> Records
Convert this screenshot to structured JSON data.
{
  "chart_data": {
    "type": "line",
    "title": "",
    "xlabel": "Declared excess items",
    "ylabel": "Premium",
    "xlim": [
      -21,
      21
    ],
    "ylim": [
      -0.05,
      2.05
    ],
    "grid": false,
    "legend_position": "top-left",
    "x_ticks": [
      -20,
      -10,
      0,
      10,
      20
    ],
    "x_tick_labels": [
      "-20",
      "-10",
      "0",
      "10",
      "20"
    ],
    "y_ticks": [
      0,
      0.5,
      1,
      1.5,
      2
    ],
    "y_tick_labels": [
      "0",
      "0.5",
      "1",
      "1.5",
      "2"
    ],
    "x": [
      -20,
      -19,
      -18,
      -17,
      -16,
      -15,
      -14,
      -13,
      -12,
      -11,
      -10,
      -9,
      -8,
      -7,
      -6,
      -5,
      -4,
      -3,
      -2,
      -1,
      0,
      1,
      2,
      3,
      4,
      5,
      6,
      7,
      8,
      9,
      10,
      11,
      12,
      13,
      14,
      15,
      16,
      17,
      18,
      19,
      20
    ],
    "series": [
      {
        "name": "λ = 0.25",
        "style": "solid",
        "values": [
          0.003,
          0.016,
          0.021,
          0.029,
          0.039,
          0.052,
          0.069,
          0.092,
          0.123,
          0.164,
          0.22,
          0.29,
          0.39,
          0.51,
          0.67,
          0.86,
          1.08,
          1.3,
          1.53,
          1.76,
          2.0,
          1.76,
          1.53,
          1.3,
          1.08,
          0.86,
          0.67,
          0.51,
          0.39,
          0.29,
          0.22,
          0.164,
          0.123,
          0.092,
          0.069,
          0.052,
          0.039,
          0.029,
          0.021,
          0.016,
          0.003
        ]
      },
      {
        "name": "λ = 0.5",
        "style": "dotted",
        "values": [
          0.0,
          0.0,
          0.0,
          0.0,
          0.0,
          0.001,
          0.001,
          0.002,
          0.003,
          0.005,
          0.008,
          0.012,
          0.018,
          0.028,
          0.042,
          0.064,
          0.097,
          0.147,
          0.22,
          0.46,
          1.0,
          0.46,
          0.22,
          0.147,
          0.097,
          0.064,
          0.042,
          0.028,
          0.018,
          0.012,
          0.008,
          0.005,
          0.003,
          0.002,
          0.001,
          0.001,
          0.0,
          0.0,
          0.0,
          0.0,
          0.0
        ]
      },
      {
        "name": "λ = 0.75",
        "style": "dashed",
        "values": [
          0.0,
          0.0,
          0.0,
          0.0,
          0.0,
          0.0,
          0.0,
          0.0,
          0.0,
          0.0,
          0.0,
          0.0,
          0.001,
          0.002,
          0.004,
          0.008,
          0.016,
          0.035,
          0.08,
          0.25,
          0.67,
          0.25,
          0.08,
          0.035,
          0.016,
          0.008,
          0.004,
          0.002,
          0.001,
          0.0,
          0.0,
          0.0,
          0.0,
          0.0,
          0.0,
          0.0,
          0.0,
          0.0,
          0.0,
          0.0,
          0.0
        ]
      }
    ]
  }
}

> Direction
Exactly reproduce all of the entries above.

> Answer for this exercise
Convert this screenshot to structured JSON data.
{
  "chart_data": {
    "type": "line",
    "title": "",
    "xlabel": "Declared excess items",
    "ylabel": "Premium",
    "xlim": [
      -21,
      21
    ],
    "ylim": [
      -0.05,
      2.05
    ],
    "grid": false,
    "legend_position": "top-left",
    "x_ticks": [
      -20,
      -10,
      0,
      10,
      20
    ],
    "x_tick_labels": [
      "-20",
      "-10",
      "0",
      "10",
      "20"
    ],
    "y_ticks": [
      0,
      0.5,
      1,
      1.5,
      2
    ],
    "y_tick_labels": [
      "0",
      "0.5",
      "1",
      "1.5",
      "2"
    ],
    "x": [
      -20,
      -19,
      -18,
      -17,
      -16,
      -15,
      -14,
      -13,
      -12,
      -11,
      -10,
      -9,
      -8,
      -7,
      -6,
      -5,
      -4,
      -3,
      -2,
      -1,
      0,
      1,
      2,
      3,
      4,
      5,
      6,
      7,
      8,
      9,
      10,
      11,
      12,
      13,
      14,
      15,
      16,
      17,
      18,
      19,
      20
    ],
    "series": [
      {
        "name": "λ = 0.25",
        "style": "solid",
        "values": [
          0.003,
          0.016,
          0.021,
          0.029,
          0.039,
          0.052,
          0.069,
          0.092,
          0.123,
          0.164,
          0.22,
          0.29,
          0.39,
          0.51,
          0.67,
          0.86,
          1.08,
          1.3,
          1.53,
          1.76,
          2.0,
          1.76,
          1.53,
          1.3,
          1.08,
          0.86,
          0.67,
          0.51,
          0.39,
          0.29,
          0.22,
          0.164,
          0.123,
          0.092,
          0.069,
          0.052,
          0.039,
          0.029,
          0.021,
          0.016,
          0.003
        ]
      },
      {
        "name": "λ = 0.5",
        "style": "dotted",
        "values": [
          0.0,
          0.0,
          0.0,
          0.0,
          0.0,
          0.001,
          0.001,
          0.002,
          0.003,
          0.005,
          0.008,
          0.012,
          0.018,
          0.028,
          0.042,
          0.064,
          0.097,
          0.147,
          0.22,
          0.46,
          1.0,
          0.46,
          0.22,
          0.147,
          0.097,
          0.064,
          0.042,
          0.028,
          0.018,
          0.012,
          0.008,
          0.005,
          0.003,
          0.002,
          0.001,
          0.001,
          0.0,
          0.0,
          0.0,
          0.0,
          0.0
        ]
      },
      {
        "name": "λ = 0.75",
        "style": "dashed",
        "values": [
          0.0,
          0.0,
          0.0,
          0.0,
          0.0,
          0.0,
          0.0,
          0.0,
          0.0,
          0.0,
          0.0,
          0.0,
          0.001,
          0.002,
          0.004,
          0.008,
          0.016,
          0.035,
          0.08,
          0.25,
          0.67,
          0.25,
          0.08,
          0.035,
          0.016,
          0.008,
          0.004,
          0.002,
          0.001,
          0.0,
          0.0,
          0.0,
          0.0,
          0.0,
          0.0,
          0.0,
          0.0,
          0.0,
          0.0,
          0.0,
          0.0
        ]
      }
    ]
  }
}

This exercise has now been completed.